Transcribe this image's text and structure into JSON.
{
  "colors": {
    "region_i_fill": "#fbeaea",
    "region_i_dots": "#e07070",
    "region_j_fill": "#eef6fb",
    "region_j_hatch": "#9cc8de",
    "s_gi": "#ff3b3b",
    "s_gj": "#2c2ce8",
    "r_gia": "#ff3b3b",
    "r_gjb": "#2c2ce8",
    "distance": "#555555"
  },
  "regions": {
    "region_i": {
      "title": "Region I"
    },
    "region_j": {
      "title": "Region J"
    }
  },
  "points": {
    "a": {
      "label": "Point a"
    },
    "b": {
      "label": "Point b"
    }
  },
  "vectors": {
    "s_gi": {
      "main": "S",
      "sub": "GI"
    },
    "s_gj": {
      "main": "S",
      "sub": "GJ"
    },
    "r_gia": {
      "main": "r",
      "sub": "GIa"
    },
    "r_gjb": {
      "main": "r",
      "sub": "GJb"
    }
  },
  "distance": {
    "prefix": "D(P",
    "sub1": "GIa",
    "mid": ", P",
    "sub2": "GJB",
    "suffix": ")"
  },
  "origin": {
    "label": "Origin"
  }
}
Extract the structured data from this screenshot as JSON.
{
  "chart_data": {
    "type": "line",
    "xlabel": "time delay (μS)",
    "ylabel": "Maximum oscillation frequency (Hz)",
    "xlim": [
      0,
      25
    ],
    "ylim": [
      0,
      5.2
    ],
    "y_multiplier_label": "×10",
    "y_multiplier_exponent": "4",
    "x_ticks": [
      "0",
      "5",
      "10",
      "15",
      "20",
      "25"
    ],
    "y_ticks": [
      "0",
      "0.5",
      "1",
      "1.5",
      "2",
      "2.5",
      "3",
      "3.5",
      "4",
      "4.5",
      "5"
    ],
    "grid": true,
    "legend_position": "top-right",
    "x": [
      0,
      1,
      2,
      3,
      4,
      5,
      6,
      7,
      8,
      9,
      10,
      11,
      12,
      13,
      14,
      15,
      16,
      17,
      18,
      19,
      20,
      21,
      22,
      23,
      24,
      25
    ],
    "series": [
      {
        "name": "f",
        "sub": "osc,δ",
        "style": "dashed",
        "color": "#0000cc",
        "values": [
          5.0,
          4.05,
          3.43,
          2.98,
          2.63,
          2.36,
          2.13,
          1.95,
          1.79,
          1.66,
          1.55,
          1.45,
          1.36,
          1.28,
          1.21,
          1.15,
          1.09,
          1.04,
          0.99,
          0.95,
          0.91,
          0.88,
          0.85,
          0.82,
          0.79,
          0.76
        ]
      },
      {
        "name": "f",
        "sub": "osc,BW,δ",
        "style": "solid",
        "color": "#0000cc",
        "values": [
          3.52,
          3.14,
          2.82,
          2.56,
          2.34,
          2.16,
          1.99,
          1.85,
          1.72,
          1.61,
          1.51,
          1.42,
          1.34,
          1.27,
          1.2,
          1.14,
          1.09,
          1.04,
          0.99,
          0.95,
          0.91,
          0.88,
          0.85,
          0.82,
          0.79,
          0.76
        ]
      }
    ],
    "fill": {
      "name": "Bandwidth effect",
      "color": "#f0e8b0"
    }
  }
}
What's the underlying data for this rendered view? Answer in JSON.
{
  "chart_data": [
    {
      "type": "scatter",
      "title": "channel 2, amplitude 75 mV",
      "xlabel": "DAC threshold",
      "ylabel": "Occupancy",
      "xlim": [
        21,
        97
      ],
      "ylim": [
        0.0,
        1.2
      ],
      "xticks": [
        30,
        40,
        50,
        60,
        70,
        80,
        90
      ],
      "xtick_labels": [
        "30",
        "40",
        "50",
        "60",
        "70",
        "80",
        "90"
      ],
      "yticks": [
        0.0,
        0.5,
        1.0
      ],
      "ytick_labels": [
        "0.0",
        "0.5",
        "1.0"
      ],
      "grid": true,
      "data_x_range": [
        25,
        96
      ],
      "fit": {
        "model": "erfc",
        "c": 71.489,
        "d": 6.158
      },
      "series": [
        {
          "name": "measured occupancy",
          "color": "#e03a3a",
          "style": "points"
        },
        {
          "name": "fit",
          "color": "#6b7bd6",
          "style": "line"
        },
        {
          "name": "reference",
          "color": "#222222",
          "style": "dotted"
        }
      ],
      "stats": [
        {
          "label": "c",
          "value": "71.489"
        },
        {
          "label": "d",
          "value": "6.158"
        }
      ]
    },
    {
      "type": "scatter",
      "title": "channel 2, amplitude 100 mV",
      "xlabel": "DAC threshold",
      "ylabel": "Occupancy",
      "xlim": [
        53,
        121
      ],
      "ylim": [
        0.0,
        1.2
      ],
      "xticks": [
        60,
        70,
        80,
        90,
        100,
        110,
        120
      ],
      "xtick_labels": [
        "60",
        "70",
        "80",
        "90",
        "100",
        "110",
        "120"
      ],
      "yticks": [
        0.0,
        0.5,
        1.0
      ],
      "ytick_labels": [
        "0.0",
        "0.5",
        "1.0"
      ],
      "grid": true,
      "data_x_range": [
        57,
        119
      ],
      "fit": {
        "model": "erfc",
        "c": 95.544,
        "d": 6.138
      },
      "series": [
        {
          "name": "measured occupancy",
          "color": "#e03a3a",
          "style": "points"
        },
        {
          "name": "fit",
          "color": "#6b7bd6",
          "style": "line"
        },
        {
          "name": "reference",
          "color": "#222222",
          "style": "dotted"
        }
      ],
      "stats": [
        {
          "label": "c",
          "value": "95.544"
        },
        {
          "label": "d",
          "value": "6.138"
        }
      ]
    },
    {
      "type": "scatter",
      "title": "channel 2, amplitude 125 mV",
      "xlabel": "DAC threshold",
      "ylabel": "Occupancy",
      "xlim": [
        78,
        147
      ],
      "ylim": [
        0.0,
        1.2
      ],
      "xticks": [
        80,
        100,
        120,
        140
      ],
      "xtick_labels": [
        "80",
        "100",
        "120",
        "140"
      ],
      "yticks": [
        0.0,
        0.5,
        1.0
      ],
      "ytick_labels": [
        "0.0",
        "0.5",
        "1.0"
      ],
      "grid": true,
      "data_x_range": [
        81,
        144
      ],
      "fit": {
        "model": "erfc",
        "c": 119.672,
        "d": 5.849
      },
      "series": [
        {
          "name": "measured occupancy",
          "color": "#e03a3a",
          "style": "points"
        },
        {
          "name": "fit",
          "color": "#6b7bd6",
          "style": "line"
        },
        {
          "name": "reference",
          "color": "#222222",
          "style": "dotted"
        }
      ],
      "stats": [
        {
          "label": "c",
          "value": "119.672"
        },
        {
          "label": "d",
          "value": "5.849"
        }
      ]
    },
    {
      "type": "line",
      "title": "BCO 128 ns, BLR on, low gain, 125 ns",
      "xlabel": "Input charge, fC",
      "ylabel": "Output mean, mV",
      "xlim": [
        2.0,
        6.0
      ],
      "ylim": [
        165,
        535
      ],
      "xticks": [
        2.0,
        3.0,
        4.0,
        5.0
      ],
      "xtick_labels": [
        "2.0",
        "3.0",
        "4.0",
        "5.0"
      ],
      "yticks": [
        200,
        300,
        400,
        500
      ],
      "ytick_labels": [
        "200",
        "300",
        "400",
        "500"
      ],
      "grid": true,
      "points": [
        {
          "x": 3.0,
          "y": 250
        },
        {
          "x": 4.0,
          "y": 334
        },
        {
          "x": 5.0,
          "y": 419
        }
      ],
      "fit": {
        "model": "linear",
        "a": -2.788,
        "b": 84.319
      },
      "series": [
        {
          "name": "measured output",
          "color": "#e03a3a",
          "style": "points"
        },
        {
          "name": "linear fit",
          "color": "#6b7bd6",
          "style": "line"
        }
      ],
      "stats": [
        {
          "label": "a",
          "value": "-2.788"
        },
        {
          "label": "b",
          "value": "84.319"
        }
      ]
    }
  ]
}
··········
• _JOB_: Extract every record. Keep wording exact.

• _FULL SOLUTION_:
Transcribe this image's text and structure into JSON.
{
  "colors": {
    "region_i_fill": "#fbeaea",
    "region_i_dots": "#e07070",
    "region_j_fill": "#eef6fb",
    "region_j_hatch": "#9cc8de",
    "s_gi": "#ff3b3b",
    "s_gj": "#2c2ce8",
    "r_gia": "#ff3b3b",
    "r_gjb": "#2c2ce8",
    "distance": "#555555"
  },
  "regions": {
    "region_i": {
      "title": "Region I"
    },
    "region_j": {
      "title": "Region J"
    }
  },
  "points": {
    "a": {
      "label": "Point a"
    },
    "b": {
      "label": "Point b"
    }
  },
  "vectors": {
    "s_gi": {
      "main": "S",
      "sub": "GI"
    },
    "s_gj": {
      "main": "S",
      "sub": "GJ"
    },
    "r_gia": {
      "main": "r",
      "sub": "GIa"
    },
    "r_gjb": {
      "main": "r",
      "sub": "GJb"
    }
  },
  "distance": {
    "prefix": "D(P",
    "sub1": "GIa",
    "mid": ", P",
    "sub2": "GJB",
    "suffix": ")"
  },
  "origin": {
    "label": "Origin"
  }
}
Extract the structured data from this screenshot as JSON.
{
  "chart_data": {
    "type": "line",
    "xlabel": "time delay (μS)",
    "ylabel": "Maximum oscillation frequency (Hz)",
    "xlim": [
      0,
      25
    ],
    "ylim": [
      0,
      5.2
    ],
    "y_multiplier_label": "×10",
    "y_multiplier_exponent": "4",
    "x_ticks": [
      "0",
      "5",
      "10",
      "15",
      "20",
      "25"
    ],
    "y_ticks": [
      "0",
      "0.5",
      "1",
      "1.5",
      "2",
      "2.5",
      "3",
      "3.5",
      "4",
      "4.5",
      "5"
    ],
    "grid": true,
    "legend_position": "top-right",
    "x": [
      0,
      1,
      2,
      3,
      4,
      5,
      6,
      7,
      8,
      9,
      10,
      11,
      12,
      13,
      14,
      15,
      16,
      17,
      18,
      19,
      20,
      21,
      22,
      23,
      24,
      25
    ],
    "series": [
      {
        "name": "f",
        "sub": "osc,δ",
        "style": "dashed",
        "color": "#0000cc",
        "values": [
          5.0,
          4.05,
          3.43,
          2.98,
          2.63,
          2.36,
          2.13,
          1.95,
          1.79,
          1.66,
          1.55,
          1.45,
          1.36,
          1.28,
          1.21,
          1.15,
          1.09,
          1.04,
          0.99,
          0.95,
          0.91,
          0.88,
          0.85,
          0.82,
          0.79,
          0.76
        ]
      },
      {
        "name": "f",
        "sub": "osc,BW,δ",
        "style": "solid",
        "color": "#0000cc",
        "values": [
          3.52,
          3.14,
          2.82,
          2.56,
          2.34,
          2.16,
          1.99,
          1.85,
          1.72,
          1.61,
          1.51,
          1.42,
          1.34,
          1.27,
          1.2,
          1.14,
          1.09,
          1.04,
          0.99,
          0.95,
          0.91,
          0.88,
          0.85,
          0.82,
          0.79,
          0.76
        ]
      }
    ],
    "fill": {
      "name": "Bandwidth effect",
      "color": "#f0e8b0"
    }
  }
}
What's the underlying data for this rendered view? Answer in JSON.
{
  "chart_data": [
    {
      "type": "scatter",
      "title": "channel 2, amplitude 75 mV",
      "xlabel": "DAC threshold",
      "ylabel": "Occupancy",
      "xlim": [
        21,
        97
      ],
      "ylim": [
        0.0,
        1.2
      ],
      "xticks": [
        30,
        40,
        50,
        60,
        70,
        80,
        90
      ],
      "xtick_labels": [
        "30",
        "40",
        "50",
        "60",
        "70",
        "80",
        "90"
      ],
      "yticks": [
        0.0,
        0.5,
        1.0
      ],
      "ytick_labels": [
        "0.0",
        "0.5",
        "1.0"
      ],
      "grid": true,
      "data_x_range": [
        25,
        96
      ],
      "fit": {
        "model": "erfc",
        "c": 71.489,
        "d": 6.158
      },
      "series": [
        {
          "name": "measured occupancy",
          "color": "#e03a3a",
          "style": "points"
        },
        {
          "name": "fit",
          "color": "#6b7bd6",
          "style": "line"
        },
        {
          "name": "reference",
          "color": "#222222",
          "style": "dotted"
        }
      ],
      "stats": [
        {
          "label": "c",
          "value": "71.489"
        },
        {
          "label": "d",
          "value": "6.158"
        }
      ]
    },
    {
      "type": "scatter",
      "title": "channel 2, amplitude 100 mV",
      "xlabel": "DAC threshold",
      "ylabel": "Occupancy",
      "xlim": [
        53,
        121
      ],
      "ylim": [
        0.0,
        1.2
      ],
      "xticks": [
        60,
        70,
        80,
        90,
        100,
        110,
        120
      ],
      "xtick_labels": [
        "60",
        "70",
        "80",
        "90",
        "100",
        "110",
        "120"
      ],
      "yticks": [
        0.0,
        0.5,
        1.0
      ],
      "ytick_labels": [
        "0.0",
        "0.5",
        "1.0"
      ],
      "grid": true,
      "data_x_range": [
        57,
        119
      ],
      "fit": {
        "model": "erfc",
        "c": 95.544,
        "d": 6.138
      },
      "series": [
        {
          "name": "measured occupancy",
          "color": "#e03a3a",
          "style": "points"
        },
        {
          "name": "fit",
          "color": "#6b7bd6",
          "style": "line"
        },
        {
          "name": "reference",
          "color": "#222222",
          "style": "dotted"
        }
      ],
      "stats": [
        {
          "label": "c",
          "value": "95.544"
        },
        {
          "label": "d",
          "value": "6.138"
        }
      ]
    },
    {
      "type": "scatter",
      "title": "channel 2, amplitude 125 mV",
      "xlabel": "DAC threshold",
      "ylabel": "Occupancy",
      "xlim": [
        78,
        147
      ],
      "ylim": [
        0.0,
        1.2
      ],
      "xticks": [
        80,
        100,
        120,
        140
      ],
      "xtick_labels": [
        "80",
        "100",
        "120",
        "140"
      ],
      "yticks": [
        0.0,
        0.5,
        1.0
      ],
      "ytick_labels": [
        "0.0",
        "0.5",
        "1.0"
      ],
      "grid": true,
      "data_x_range": [
        81,
        144
      ],
      "fit": {
        "model": "erfc",
        "c": 119.672,
        "d": 5.849
      },
      "series": [
        {
          "name": "measured occupancy",
          "color": "#e03a3a",
          "style": "points"
        },
        {
          "name": "fit",
          "color": "#6b7bd6",
          "style": "line"
        },
        {
          "name": "reference",
          "color": "#222222",
          "style": "dotted"
        }
      ],
      "stats": [
        {
          "label": "c",
          "value": "119.672"
        },
        {
          "label": "d",
          "value": "5.849"
        }
      ]
    },
    {
      "type": "line",
      "title": "BCO 128 ns, BLR on, low gain, 125 ns",
      "xlabel": "Input charge, fC",
      "ylabel": "Output mean, mV",
      "xlim": [
        2.0,
        6.0
      ],
      "ylim": [
        165,
        535
      ],
      "xticks": [
        2.0,
        3.0,
        4.0,
        5.0
      ],
      "xtick_labels": [
        "2.0",
        "3.0",
        "4.0",
        "5.0"
      ],
      "yticks": [
        200,
        300,
        400,
        500
      ],
      "ytick_labels": [
        "200",
        "300",
        "400",
        "500"
      ],
      "grid": true,
      "points": [
        {
          "x": 3.0,
          "y": 250
        },
        {
          "x": 4.0,
          "y": 334
        },
        {
          "x": 5.0,
          "y": 419
        }
      ],
      "fit": {
        "model": "linear",
        "a": -2.788,
        "b": 84.319
      },
      "series": [
        {
          "name": "measured output",
          "color": "#e03a3a",
          "style": "points"
        },
        {
          "name": "linear fit",
          "color": "#6b7bd6",
          "style": "line"
        }
      ],
      "stats": [
        {
          "label": "a",
          "value": "-2.788"
        },
        {
          "label": "b",
          "value": "84.319"
        }
      ]
    }
  ]
}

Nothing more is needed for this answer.